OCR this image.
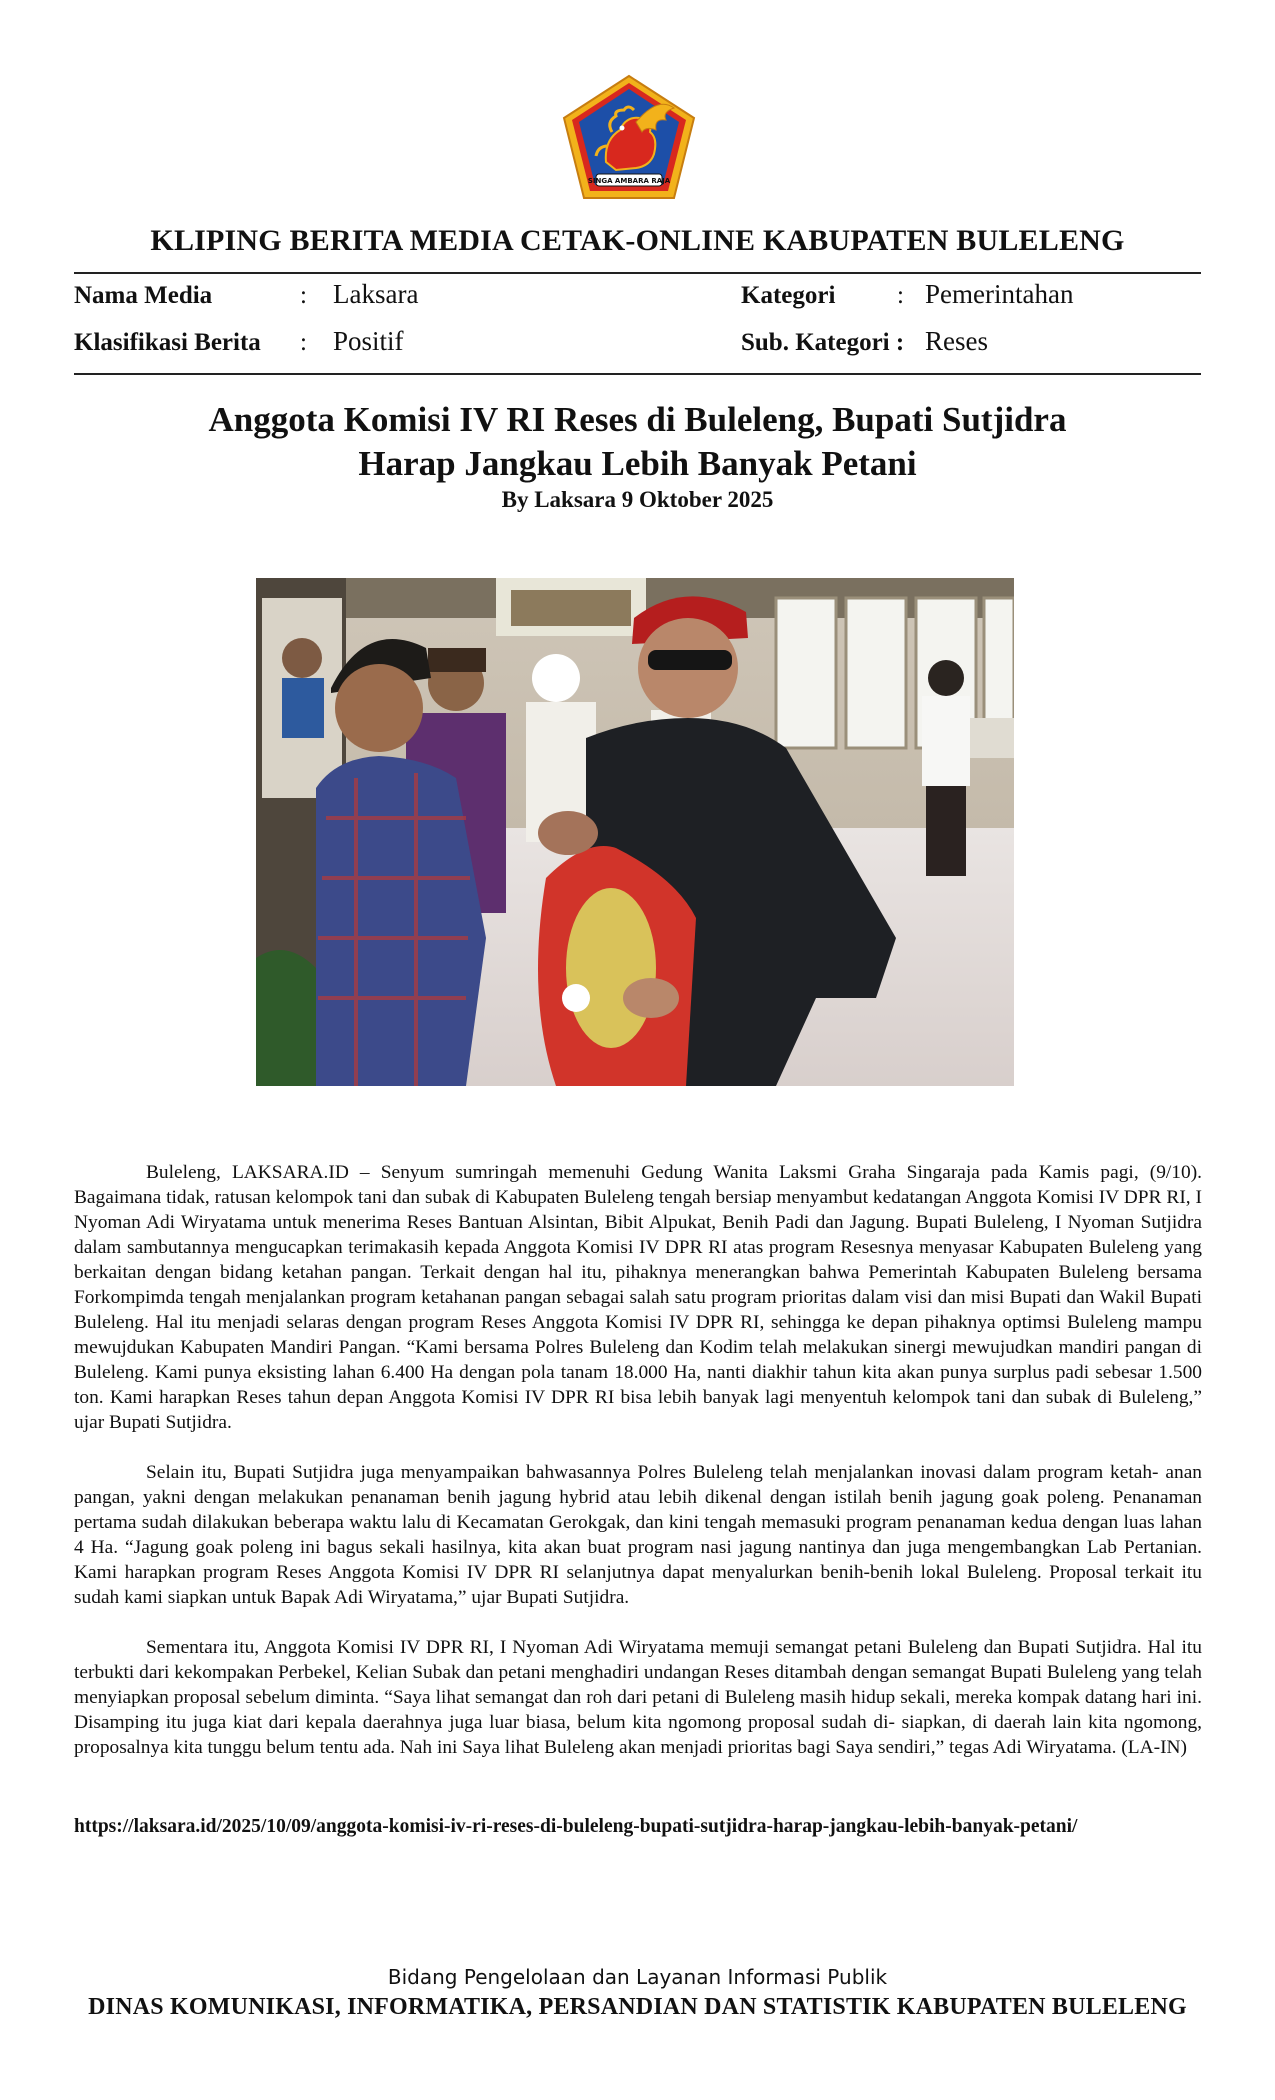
SINGA AMBARA RAJA
KLIPING BERITA MEDIA CETAK-ONLINE KABUPATEN BULELENG
Nama Media	: Laksara
Klasifikasi Berita : Positif
Kategori : Pemerintahan
Sub. Kategori : Reses
Anggota Komisi IV RI Reses di Buleleng, Bupati Sutjidra
Harap Jangkau Lebih Banyak Petani
By Laksara 9 Oktober 2025

Buleleng, LAKSARA.ID – Senyum sumringah memenuhi Gedung Wanita Laksmi Graha Singaraja pada Kamis pagi, (9/10). Bagaimana tidak, ratusan kelompok tani dan subak di Kabupaten Buleleng tengah bersiap menyambut kedatangan Anggota Komisi IV DPR RI, I Nyoman Adi Wiryatama untuk menerima Reses Bantuan Alsintan, Bibit Alpukat, Benih Padi dan Jagung. Bupati Buleleng, I Nyoman Sutjidra dalam sambutannya mengucapkan terimakasih kepada Anggota Komisi IV DPR RI atas program Resesnya menyasar Kabupaten Buleleng yang berkaitan dengan bidang ketahan pangan. Terkait dengan hal itu, pihaknya menerangkan bahwa Pemerintah Kabupaten Buleleng bersama Forkompimda tengah menjalankan program ketahanan pangan sebagai salah satu program prioritas dalam visi dan misi Bupati dan Wakil Bupati Buleleng. Hal itu menjadi selaras dengan program Reses Anggota Komisi IV DPR RI, sehingga ke depan pihaknya optimsi Buleleng mampu mewujdukan Kabupaten Mandiri Pangan. “Kami bersama Polres Buleleng dan Kodim telah melakukan sinergi mewujudkan mandiri pangan di Buleleng. Kami punya eksisting lahan 6.400 Ha dengan pola tanam 18.000 Ha, nanti diakhir tahun kita akan punya surplus padi sebesar 1.500 ton. Kami harapkan Reses tahun depan Anggota Komisi IV DPR RI bisa lebih banyak lagi menyentuh kelompok tani dan subak di Buleleng,” ujar Bupati Sutjidra.

Selain itu, Bupati Sutjidra juga menyampaikan bahwasannya Polres Buleleng telah menjalankan inovasi dalam program ketah- anan pangan, yakni dengan melakukan penanaman benih jagung hybrid atau lebih dikenal dengan istilah benih jagung goak poleng. Penanaman pertama sudah dilakukan beberapa waktu lalu di Kecamatan Gerokgak, dan kini tengah memasuki program penanaman kedua dengan luas lahan 4 Ha. “Jagung goak poleng ini bagus sekali hasilnya, kita akan buat program nasi jagung nantinya dan juga mengembangkan Lab Pertanian. Kami harapkan program Reses Anggota Komisi IV DPR RI selanjutnya dapat menyalurkan benih-benih lokal Buleleng. Proposal terkait itu sudah kami siapkan untuk Bapak Adi Wiryatama,” ujar Bupati Sutjidra.

Sementara itu, Anggota Komisi IV DPR RI, I Nyoman Adi Wiryatama memuji semangat petani Buleleng dan Bupati Sutjidra. Hal itu terbukti dari kekompakan Perbekel, Kelian Subak dan petani menghadiri undangan Reses ditambah dengan semangat Bupati Buleleng yang telah menyiapkan proposal sebelum diminta. “Saya lihat semangat dan roh dari petani di Buleleng masih hidup sekali, mereka kompak datang hari ini. Disamping itu juga kiat dari kepala daerahnya juga luar biasa, belum kita ngomong proposal sudah di- siapkan, di daerah lain kita ngomong, proposalnya kita tunggu belum tentu ada. Nah ini Saya lihat Buleleng akan menjadi prioritas bagi Saya sendiri,” tegas Adi Wiryatama. (LA-IN)

https://laksara.id/2025/10/09/anggota-komisi-iv-ri-reses-di-buleleng-bupati-sutjidra-harap-jangkau-lebih-banyak-petani/
Bidang Pengelolaan dan Layanan Informasi Publik
DINAS KOMUNIKASI, INFORMATIKA, PERSANDIAN DAN STATISTIK KABUPATEN BULELENG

##############################

Track down every line of the material containing the string "Kategori", and copy it.

#### [FINAL RESULT]
Kategori : Pemerintahan
Sub. Kategori : Reses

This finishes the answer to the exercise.